Passage shown.
▬▬▬▬▬▬

I bought this 4 piece set of machinists squares from Grizzly and I love them. Use them every time im in the shop and if they are out any I havnt discovered it. Best part is the price.
https://www.grizzly.com/products/Grizzly-4-pc-Machinist-s-Square-Set/H2993


----------



## GeorgeC (Jul 30, 2008)

John Smith_inFL said:


> a square (or any tool) is only as accurate as the person using it
> to perform the task for which it was designed for.
> 
> i.e.: marking perfectly square lines on a piece of wood . . . . .
> ...



Amen, brother Amem. This is especially true in woodworking where workers think they are in a high end machine shop.


George


----------



## GeorgeC (Jul 30, 2008)

dws780 said:


> I think I’m going to try out a few cheaper square first before jumping into higher end brand like woodpecker.
> 
> Most of the woodworkers I follow on YouTube and Instagram uses Woodpecker so I just want to see what’s they hype about.
> 
> ...



I have been doing woodworking for 40 years and have never even heard of Woodpecker before this time. It sure must be up in the stratosphere somewhere.


George


----------



## hawkeye10 (Feb 18, 2015)

dws780 said:


> In the market for a 6” or 8” steel square.
> 
> Since I can’t justify paying for a woodpecker I was looking at the Empire one at Home Depot. Is it any good? I know it won’t be as good as woodpecker.

▬▬▬▬▬▬

Listed records.
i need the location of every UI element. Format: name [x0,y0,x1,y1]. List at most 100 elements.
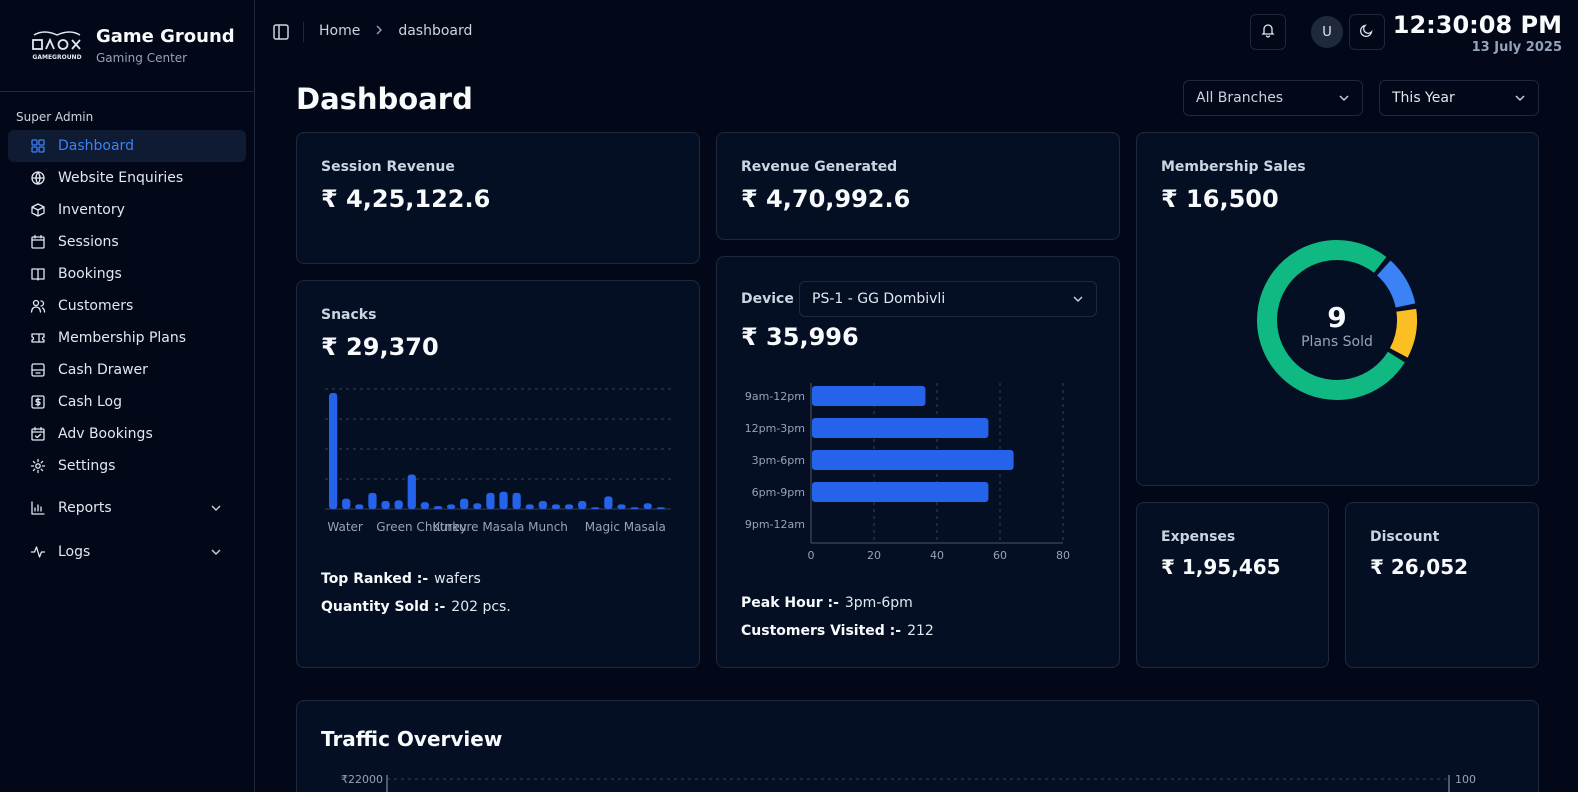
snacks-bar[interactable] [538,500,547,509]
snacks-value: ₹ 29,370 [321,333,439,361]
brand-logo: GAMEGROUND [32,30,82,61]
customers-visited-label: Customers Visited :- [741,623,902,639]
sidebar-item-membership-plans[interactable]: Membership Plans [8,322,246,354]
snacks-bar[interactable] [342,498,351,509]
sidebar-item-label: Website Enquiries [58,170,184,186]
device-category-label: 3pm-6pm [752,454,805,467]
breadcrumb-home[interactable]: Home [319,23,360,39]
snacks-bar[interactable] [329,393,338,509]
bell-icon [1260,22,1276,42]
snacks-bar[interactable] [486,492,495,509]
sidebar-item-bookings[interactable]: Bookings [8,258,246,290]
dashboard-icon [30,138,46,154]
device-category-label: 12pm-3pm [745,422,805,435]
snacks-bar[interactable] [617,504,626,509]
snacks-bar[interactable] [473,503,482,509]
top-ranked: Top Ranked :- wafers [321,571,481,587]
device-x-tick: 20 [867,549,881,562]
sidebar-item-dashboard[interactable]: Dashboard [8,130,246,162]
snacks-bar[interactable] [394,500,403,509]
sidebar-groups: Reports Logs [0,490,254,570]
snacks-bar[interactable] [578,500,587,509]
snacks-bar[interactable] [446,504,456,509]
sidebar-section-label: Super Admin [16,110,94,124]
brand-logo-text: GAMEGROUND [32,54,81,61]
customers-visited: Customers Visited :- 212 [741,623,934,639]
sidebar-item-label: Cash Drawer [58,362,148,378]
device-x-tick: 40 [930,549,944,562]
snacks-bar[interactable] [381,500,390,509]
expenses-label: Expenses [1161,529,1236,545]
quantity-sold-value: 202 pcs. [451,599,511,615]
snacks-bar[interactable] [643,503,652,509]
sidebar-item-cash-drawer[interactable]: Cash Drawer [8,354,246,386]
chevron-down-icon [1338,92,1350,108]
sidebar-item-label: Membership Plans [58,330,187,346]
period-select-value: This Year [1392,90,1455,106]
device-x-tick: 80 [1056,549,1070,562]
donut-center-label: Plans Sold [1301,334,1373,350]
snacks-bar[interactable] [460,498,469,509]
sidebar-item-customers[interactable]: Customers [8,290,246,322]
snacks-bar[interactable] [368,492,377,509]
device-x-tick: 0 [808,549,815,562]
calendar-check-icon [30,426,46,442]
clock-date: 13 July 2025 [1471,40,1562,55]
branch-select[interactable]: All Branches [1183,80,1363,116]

▬▬▬▬▬▬

Required tasks.
• A. In the forum thread, how many years does GeorgeC say he has been doing woodworking?
• B. Copy word for word everything in the forum thread from "I bought this" down to "is the price.".

Responses.
• A. 40 years.

• B.
I bought this 4 piece set of machinists squares from Grizzly and I love them. Use them every time im in the shop and if they are out any I havnt discovered it. Best part is the price.